>>>>>

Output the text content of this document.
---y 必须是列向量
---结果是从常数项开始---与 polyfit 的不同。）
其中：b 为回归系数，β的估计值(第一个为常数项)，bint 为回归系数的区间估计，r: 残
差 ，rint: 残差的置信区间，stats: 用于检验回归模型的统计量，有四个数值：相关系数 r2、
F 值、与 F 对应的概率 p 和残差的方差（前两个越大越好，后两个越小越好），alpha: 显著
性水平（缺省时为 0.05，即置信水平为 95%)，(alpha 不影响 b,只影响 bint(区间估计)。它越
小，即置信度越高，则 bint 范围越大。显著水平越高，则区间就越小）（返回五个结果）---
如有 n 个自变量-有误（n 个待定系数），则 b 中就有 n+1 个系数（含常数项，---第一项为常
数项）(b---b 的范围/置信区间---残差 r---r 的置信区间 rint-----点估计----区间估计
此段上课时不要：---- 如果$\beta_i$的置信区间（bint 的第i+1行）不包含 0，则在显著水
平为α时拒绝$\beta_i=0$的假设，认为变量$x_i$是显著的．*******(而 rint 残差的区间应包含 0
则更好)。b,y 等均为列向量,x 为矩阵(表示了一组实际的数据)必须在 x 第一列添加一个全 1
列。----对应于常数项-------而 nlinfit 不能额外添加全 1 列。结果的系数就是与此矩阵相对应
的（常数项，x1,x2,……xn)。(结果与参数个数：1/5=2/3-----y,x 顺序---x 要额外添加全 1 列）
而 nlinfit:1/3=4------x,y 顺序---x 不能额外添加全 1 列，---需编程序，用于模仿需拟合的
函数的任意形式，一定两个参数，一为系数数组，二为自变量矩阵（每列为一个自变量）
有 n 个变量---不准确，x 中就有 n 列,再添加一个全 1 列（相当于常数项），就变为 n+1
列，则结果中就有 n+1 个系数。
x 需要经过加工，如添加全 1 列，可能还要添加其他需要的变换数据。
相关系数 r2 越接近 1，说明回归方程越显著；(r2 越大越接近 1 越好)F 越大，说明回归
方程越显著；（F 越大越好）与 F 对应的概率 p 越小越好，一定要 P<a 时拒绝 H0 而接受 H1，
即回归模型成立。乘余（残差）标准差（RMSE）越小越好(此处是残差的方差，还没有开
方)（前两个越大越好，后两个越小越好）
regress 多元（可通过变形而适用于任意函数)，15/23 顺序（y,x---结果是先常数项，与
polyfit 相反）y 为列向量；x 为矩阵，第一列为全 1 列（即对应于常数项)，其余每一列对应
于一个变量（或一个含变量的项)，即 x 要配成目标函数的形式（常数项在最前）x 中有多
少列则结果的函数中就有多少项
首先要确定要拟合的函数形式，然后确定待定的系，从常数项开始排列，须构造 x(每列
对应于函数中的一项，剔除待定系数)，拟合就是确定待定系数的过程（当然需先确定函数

<<<<<

**What the task requires:** Write out every record verbatim.

**Full response:**
Output the text content of this document.
---y 必须是列向量
---结果是从常数项开始---与 polyfit 的不同。）
其中：b 为回归系数，β的估计值(第一个为常数项)，bint 为回归系数的区间估计，r: 残
差 ，rint: 残差的置信区间，stats: 用于检验回归模型的统计量，有四个数值：相关系数 r2、
F 值、与 F 对应的概率 p 和残差的方差（前两个越大越好，后两个越小越好），alpha: 显著
性水平（缺省时为 0.05，即置信水平为 95%)，(alpha 不影响 b,只影响 bint(区间估计)。它越
小，即置信度越高，则 bint 范围越大。显著水平越高，则区间就越小）（返回五个结果）---
如有 n 个自变量-有误（n 个待定系数），则 b 中就有 n+1 个系数（含常数项，---第一项为常
数项）(b---b 的范围/置信区间---残差 r---r 的置信区间 rint-----点估计----区间估计
此段上课时不要：---- 如果$\beta_i$的置信区间（bint 的第i+1行）不包含 0，则在显著水
平为α时拒绝$\beta_i=0$的假设，认为变量$x_i$是显著的．*******(而 rint 残差的区间应包含 0
则更好)。b,y 等均为列向量,x 为矩阵(表示了一组实际的数据)必须在 x 第一列添加一个全 1
列。----对应于常数项-------而 nlinfit 不能额外添加全 1 列。结果的系数就是与此矩阵相对应
的（常数项，x1,x2,……xn)。(结果与参数个数：1/5=2/3-----y,x 顺序---x 要额外添加全 1 列）
而 nlinfit:1/3=4------x,y 顺序---x 不能额外添加全 1 列，---需编程序，用于模仿需拟合的
函数的任意形式，一定两个参数，一为系数数组，二为自变量矩阵（每列为一个自变量）
有 n 个变量---不准确，x 中就有 n 列,再添加一个全 1 列（相当于常数项），就变为 n+1
列，则结果中就有 n+1 个系数。
x 需要经过加工，如添加全 1 列，可能还要添加其他需要的变换数据。
相关系数 r2 越接近 1，说明回归方程越显著；(r2 越大越接近 1 越好)F 越大，说明回归
方程越显著；（F 越大越好）与 F 对应的概率 p 越小越好，一定要 P<a 时拒绝 H0 而接受 H1，
即回归模型成立。乘余（残差）标准差（RMSE）越小越好(此处是残差的方差，还没有开
方)（前两个越大越好，后两个越小越好）
regress 多元（可通过变形而适用于任意函数)，15/23 顺序（y,x---结果是先常数项，与
polyfit 相反）y 为列向量；x 为矩阵，第一列为全 1 列（即对应于常数项)，其余每一列对应
于一个变量（或一个含变量的项)，即 x 要配成目标函数的形式（常数项在最前）x 中有多
少列则结果的函数中就有多少项
首先要确定要拟合的函数形式，然后确定待定的系，从常数项开始排列，须构造 x(每列
对应于函数中的一项，剔除待定系数)，拟合就是确定待定系数的过程（当然需先确定函数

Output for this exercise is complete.